Whenever a line below holds the word "精品管理资料世界", copy that line.

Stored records

===============

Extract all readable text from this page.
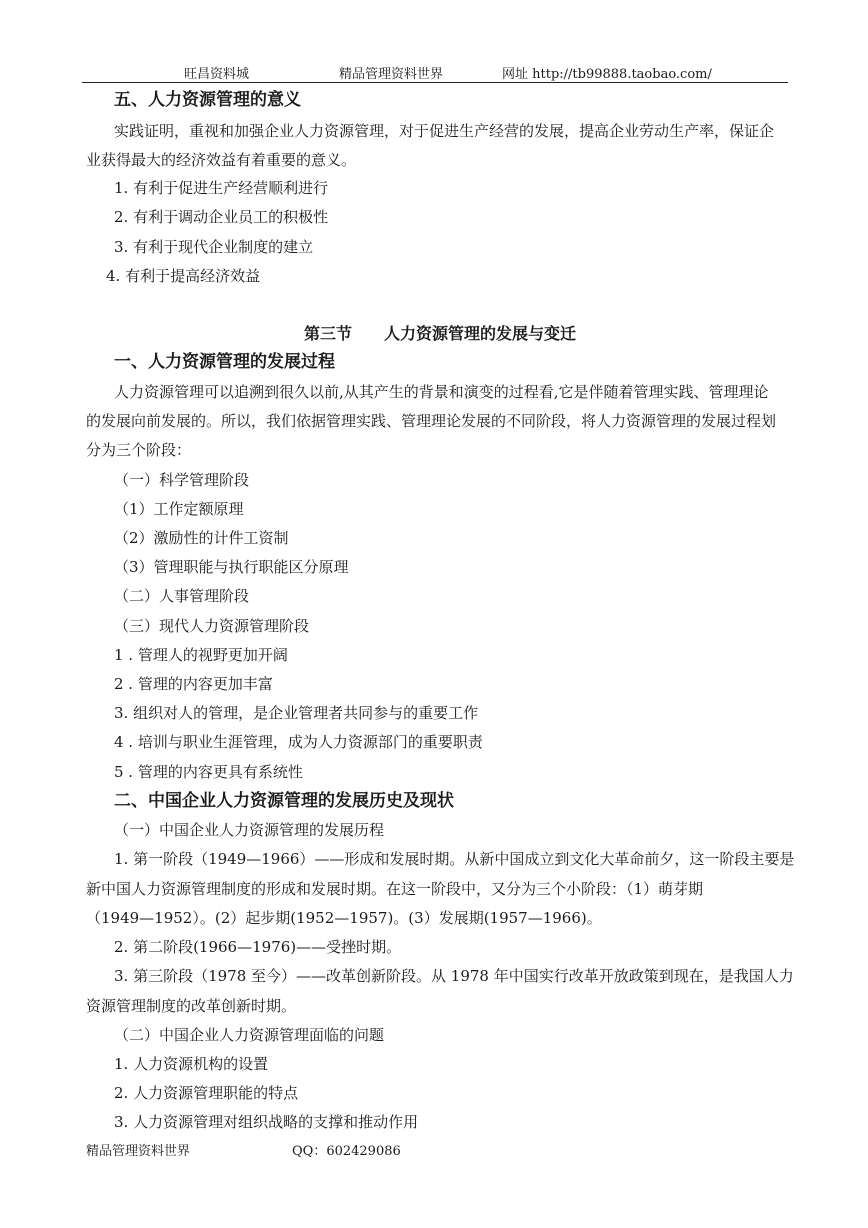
旺昌资料城	精品管理资料世界	网址 http://tb99888.taobao.com/
五、人力资源管理的意义
实践证明，重视和加强企业人力资源管理，对于促进生产经营的发展，提高企业劳动生产率，保证企
业获得最大的经济效益有着重要的意义。
1. 有利于促进生产经营顺利进行
2. 有利于调动企业员工的积极性
3. 有利于现代企业制度的建立
4. 有利于提高经济效益
第三节　　人力资源管理的发展与变迁
一、人力资源管理的发展过程
人力资源管理可以追溯到很久以前,从其产生的背景和演变的过程看,它是伴随着管理实践、管理理论
的发展向前发展的。所以，我们依据管理实践、管理理论发展的不同阶段，将人力资源管理的发展过程划
分为三个阶段：
（一）科学管理阶段
（1）工作定额原理
（2）激励性的计件工资制
（3）管理职能与执行职能区分原理
（二）人事管理阶段
（三）现代人力资源管理阶段
1 . 管理人的视野更加开阔
2 . 管理的内容更加丰富
3. 组织对人的管理，是企业管理者共同参与的重要工作
4 . 培训与职业生涯管理，成为人力资源部门的重要职责
5 . 管理的内容更具有系统性
二、中国企业人力资源管理的发展历史及现状
（一）中国企业人力资源管理的发展历程
1. 第一阶段（1949—1966）——形成和发展时期。从新中国成立到文化大革命前夕，这一阶段主要是
新中国人力资源管理制度的形成和发展时期。在这一阶段中，又分为三个小阶段：（1）萌芽期
（1949—1952）。(2）起步期(1952—1957)。(3）发展期(1957—1966)。
2. 第二阶段(1966—1976)——受挫时期。
3. 第三阶段（1978 至今）——改革创新阶段。从 1978 年中国实行改革开放政策到现在，是我国人力
资源管理制度的改革创新时期。
（二）中国企业人力资源管理面临的问题
1. 人力资源机构的设置
2. 人力资源管理职能的特点
3. 人力资源管理对组织战略的支撑和推动作用
精品管理资料世界	QQ：602429086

===============

• SOLUTION TO THIS PROBLEM
旺昌资料城	精品管理资料世界	网址 http://tb99888.taobao.com/
精品管理资料世界	QQ：602429086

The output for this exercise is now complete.